## The request:
Your task is to copy each line that has the word "mange".

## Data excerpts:
* Begin *

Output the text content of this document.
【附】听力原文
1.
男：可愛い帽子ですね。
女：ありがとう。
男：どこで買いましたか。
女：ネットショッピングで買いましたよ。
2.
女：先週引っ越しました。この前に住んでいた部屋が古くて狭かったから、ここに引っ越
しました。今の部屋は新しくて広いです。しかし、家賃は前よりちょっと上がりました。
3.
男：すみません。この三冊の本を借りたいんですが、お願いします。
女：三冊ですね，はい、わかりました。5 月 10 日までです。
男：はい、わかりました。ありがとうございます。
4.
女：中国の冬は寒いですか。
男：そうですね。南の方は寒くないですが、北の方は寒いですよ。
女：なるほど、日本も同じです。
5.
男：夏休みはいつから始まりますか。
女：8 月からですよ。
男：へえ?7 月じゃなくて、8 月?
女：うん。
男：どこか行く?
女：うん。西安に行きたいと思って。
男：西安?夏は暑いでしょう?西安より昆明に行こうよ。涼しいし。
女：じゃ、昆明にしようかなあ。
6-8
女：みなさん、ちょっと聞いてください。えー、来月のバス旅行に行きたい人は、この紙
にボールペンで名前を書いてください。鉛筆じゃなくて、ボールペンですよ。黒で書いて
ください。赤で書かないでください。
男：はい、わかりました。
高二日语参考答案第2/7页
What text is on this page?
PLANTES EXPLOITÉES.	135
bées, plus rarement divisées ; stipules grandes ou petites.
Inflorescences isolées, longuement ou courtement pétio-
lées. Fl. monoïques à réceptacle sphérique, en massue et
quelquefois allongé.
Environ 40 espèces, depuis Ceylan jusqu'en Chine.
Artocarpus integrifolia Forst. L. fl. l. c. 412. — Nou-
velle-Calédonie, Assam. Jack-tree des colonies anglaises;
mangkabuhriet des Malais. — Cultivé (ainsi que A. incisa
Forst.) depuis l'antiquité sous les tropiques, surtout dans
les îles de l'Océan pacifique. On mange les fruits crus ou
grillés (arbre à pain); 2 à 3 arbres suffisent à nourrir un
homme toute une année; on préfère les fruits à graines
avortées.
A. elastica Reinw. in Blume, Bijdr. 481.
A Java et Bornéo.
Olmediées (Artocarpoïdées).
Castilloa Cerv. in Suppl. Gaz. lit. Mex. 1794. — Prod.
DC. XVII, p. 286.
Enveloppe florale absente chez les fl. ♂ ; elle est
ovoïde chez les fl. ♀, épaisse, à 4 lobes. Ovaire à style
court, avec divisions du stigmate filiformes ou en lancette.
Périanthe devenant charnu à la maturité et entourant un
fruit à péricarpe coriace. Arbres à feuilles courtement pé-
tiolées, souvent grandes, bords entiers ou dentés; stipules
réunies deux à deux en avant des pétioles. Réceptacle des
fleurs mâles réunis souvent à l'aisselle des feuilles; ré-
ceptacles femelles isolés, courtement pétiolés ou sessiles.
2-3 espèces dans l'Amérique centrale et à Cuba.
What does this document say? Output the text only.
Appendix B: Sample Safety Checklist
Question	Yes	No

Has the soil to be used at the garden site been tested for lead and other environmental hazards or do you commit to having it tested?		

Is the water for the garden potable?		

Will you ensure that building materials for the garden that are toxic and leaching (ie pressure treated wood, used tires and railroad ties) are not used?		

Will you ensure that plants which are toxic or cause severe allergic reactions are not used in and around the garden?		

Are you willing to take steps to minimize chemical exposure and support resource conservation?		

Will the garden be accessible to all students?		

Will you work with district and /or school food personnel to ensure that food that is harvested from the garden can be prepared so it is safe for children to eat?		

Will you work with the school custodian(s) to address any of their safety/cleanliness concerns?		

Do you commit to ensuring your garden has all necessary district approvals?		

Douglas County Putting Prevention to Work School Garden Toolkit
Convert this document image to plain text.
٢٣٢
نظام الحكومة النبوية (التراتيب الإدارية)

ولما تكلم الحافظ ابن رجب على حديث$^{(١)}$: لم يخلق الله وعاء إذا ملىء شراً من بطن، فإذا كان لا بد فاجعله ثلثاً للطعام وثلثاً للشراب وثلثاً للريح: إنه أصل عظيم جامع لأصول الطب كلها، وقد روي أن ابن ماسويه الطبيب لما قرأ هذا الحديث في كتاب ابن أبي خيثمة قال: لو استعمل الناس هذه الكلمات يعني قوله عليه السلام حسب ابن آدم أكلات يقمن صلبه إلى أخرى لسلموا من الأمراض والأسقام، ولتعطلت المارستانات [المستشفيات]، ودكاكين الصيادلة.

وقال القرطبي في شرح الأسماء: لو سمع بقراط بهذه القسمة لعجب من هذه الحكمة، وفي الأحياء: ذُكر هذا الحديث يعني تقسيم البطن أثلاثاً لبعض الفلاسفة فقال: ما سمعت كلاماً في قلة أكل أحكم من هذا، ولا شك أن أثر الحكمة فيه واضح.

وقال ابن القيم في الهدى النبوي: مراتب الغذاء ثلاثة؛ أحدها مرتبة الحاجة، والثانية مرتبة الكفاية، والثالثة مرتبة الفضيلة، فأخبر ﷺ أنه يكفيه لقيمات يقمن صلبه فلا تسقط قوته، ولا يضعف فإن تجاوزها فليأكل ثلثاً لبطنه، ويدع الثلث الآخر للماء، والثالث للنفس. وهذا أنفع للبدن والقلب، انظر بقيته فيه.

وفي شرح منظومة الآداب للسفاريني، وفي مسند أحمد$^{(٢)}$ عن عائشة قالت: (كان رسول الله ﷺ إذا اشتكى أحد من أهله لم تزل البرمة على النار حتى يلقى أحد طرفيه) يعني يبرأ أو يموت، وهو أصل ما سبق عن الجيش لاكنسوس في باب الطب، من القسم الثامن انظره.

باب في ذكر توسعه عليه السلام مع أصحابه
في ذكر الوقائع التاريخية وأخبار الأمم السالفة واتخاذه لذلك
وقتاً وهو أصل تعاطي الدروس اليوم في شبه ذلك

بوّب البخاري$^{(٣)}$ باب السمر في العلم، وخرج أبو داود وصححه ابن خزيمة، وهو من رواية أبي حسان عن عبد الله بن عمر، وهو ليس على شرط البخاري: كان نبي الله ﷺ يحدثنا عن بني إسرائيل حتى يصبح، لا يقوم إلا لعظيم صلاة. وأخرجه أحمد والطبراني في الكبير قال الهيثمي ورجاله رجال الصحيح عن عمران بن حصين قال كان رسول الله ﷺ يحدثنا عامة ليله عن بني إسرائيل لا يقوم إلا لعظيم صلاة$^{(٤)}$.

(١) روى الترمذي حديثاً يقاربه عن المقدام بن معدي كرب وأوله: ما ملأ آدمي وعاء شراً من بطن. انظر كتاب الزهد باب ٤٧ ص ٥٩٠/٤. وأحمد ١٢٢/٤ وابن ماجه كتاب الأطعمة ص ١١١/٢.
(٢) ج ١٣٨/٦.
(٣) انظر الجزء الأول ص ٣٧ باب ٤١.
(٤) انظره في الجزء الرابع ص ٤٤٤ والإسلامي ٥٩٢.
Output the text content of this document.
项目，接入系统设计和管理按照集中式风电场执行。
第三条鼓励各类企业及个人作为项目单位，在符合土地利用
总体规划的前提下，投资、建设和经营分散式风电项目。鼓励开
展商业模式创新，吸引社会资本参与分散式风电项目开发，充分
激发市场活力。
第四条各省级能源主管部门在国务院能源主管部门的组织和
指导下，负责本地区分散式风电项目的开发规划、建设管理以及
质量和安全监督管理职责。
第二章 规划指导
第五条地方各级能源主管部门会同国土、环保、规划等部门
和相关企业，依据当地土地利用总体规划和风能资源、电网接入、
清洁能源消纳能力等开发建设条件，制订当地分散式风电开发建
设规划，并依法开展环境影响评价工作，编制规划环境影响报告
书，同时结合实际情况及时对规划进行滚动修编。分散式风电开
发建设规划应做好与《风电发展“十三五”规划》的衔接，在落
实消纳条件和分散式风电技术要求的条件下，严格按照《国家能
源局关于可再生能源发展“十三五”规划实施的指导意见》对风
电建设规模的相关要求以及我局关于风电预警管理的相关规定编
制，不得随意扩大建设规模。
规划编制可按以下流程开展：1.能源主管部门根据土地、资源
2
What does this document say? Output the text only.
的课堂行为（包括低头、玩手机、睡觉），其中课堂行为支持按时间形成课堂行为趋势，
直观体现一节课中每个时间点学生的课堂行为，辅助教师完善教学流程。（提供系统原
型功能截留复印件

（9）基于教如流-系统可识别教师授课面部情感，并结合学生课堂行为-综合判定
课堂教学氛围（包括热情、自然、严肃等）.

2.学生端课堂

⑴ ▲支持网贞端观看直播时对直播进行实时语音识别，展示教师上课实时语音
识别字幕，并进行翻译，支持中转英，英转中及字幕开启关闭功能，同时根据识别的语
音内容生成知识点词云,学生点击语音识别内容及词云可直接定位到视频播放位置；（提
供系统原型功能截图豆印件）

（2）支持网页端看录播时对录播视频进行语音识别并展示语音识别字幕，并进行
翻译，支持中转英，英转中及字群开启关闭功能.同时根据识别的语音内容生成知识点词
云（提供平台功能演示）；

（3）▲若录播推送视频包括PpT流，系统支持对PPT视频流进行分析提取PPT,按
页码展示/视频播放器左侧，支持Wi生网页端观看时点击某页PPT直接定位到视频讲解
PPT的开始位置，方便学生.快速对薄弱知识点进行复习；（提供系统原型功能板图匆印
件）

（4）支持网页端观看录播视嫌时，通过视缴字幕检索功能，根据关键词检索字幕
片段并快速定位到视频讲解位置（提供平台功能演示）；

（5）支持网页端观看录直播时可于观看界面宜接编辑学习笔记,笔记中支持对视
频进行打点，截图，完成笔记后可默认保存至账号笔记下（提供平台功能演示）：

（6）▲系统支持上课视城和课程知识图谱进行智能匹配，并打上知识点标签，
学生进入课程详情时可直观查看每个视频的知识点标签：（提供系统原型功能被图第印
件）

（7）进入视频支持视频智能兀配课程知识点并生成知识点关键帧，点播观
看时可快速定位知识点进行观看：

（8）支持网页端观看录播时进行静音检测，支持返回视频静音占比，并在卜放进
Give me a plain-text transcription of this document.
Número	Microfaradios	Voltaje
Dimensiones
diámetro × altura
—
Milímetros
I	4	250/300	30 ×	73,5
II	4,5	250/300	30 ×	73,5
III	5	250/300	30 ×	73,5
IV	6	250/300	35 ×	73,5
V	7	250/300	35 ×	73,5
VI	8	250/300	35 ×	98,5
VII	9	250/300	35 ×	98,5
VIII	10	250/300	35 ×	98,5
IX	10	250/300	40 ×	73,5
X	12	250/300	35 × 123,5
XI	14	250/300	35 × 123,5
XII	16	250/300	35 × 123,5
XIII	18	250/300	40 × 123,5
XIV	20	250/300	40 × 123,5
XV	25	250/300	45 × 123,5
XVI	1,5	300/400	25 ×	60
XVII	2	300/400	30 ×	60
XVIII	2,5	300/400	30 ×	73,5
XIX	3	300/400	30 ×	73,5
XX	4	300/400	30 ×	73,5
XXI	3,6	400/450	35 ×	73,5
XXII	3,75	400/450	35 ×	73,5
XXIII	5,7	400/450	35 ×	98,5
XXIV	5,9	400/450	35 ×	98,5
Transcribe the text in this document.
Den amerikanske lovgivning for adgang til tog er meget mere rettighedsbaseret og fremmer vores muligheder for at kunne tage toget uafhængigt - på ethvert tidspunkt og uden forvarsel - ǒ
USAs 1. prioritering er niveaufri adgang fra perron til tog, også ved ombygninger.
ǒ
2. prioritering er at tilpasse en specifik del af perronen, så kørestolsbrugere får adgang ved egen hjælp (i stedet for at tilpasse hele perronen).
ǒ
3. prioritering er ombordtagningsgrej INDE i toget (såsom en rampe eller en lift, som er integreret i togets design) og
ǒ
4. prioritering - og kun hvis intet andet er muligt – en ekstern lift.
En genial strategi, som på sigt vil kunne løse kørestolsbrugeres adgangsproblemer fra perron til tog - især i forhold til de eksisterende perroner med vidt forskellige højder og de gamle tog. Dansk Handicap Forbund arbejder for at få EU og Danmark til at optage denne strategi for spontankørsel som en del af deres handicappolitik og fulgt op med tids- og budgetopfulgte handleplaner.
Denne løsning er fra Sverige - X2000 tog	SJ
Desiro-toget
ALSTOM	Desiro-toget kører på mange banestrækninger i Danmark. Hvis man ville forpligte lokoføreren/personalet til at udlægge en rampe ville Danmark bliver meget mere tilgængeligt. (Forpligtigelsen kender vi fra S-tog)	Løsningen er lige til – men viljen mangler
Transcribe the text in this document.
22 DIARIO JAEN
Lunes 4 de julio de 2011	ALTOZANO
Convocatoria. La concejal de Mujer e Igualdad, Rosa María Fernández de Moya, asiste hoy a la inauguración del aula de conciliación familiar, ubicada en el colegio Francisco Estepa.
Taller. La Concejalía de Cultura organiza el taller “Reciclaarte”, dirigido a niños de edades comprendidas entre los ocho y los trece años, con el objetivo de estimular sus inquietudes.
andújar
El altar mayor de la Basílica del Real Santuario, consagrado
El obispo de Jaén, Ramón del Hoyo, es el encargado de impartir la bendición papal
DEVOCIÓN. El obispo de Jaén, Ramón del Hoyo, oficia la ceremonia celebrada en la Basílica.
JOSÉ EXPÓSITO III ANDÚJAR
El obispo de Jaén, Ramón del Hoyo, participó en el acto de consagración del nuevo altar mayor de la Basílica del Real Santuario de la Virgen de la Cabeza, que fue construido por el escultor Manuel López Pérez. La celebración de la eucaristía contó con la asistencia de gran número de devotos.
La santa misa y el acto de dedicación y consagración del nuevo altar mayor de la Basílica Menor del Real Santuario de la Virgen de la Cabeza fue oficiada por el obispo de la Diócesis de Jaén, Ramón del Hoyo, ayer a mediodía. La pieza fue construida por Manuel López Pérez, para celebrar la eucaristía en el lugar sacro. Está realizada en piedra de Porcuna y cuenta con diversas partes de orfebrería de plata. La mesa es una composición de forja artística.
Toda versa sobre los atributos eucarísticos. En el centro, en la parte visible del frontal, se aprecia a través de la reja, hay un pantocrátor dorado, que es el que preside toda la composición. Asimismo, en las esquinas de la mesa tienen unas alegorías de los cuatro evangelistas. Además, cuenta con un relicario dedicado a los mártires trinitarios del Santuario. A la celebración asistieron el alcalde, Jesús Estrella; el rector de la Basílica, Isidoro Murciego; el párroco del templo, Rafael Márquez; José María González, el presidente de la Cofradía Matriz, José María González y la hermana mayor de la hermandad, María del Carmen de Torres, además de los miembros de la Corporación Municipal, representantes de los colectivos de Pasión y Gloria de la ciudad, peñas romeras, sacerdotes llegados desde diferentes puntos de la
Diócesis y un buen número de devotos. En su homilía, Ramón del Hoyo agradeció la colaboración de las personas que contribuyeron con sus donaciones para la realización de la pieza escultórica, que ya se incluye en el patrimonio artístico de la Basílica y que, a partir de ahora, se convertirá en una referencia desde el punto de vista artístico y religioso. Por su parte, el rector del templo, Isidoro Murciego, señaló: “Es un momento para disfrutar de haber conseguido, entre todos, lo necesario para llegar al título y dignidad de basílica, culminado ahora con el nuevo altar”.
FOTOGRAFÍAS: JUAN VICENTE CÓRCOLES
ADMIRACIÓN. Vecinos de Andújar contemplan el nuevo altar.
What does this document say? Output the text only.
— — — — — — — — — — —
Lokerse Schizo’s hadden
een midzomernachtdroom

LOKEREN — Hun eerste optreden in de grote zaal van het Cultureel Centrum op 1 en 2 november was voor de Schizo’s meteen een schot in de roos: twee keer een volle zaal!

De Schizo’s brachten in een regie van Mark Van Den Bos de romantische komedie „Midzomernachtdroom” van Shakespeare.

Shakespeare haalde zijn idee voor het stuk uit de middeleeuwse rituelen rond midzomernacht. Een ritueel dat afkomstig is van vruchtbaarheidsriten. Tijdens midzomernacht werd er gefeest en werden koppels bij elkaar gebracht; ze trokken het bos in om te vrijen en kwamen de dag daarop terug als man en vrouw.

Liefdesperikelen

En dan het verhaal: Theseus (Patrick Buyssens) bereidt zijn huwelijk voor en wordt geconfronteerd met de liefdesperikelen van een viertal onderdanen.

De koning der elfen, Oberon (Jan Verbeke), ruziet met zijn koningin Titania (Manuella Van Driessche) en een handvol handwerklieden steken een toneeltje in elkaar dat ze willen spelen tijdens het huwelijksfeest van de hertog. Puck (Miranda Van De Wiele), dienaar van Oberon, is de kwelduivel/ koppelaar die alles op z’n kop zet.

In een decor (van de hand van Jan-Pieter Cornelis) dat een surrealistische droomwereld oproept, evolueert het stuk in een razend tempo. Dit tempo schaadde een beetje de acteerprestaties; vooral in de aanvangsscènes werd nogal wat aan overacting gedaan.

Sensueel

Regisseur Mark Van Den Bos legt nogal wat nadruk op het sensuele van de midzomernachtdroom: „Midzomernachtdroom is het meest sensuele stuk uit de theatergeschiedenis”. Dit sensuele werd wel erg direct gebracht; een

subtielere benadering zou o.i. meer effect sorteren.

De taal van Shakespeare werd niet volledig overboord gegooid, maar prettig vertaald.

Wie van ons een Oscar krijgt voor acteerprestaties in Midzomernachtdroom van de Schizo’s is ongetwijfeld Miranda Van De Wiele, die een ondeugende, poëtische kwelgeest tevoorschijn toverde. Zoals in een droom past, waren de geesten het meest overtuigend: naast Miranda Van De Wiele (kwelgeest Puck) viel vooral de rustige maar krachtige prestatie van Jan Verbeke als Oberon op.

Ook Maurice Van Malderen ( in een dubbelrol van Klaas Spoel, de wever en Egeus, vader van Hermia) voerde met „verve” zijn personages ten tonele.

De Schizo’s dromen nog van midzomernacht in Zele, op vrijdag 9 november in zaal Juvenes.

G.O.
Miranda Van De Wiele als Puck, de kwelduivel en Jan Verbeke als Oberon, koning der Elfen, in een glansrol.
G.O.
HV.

* End *

## Output of the task:
les îles de l'Océan pacifique. On mange les fruits crus ou
ALSTOM	Desiro-toget kører på mange banestrækninger i Danmark. Hvis man ville forpligte lokoføreren/personalet til at udlægge en rampe ville Danmark bliver meget mere tilgængeligt. (Forpligtigelsen kender vi fra S-tog)	Løsningen er lige til – men viljen mangler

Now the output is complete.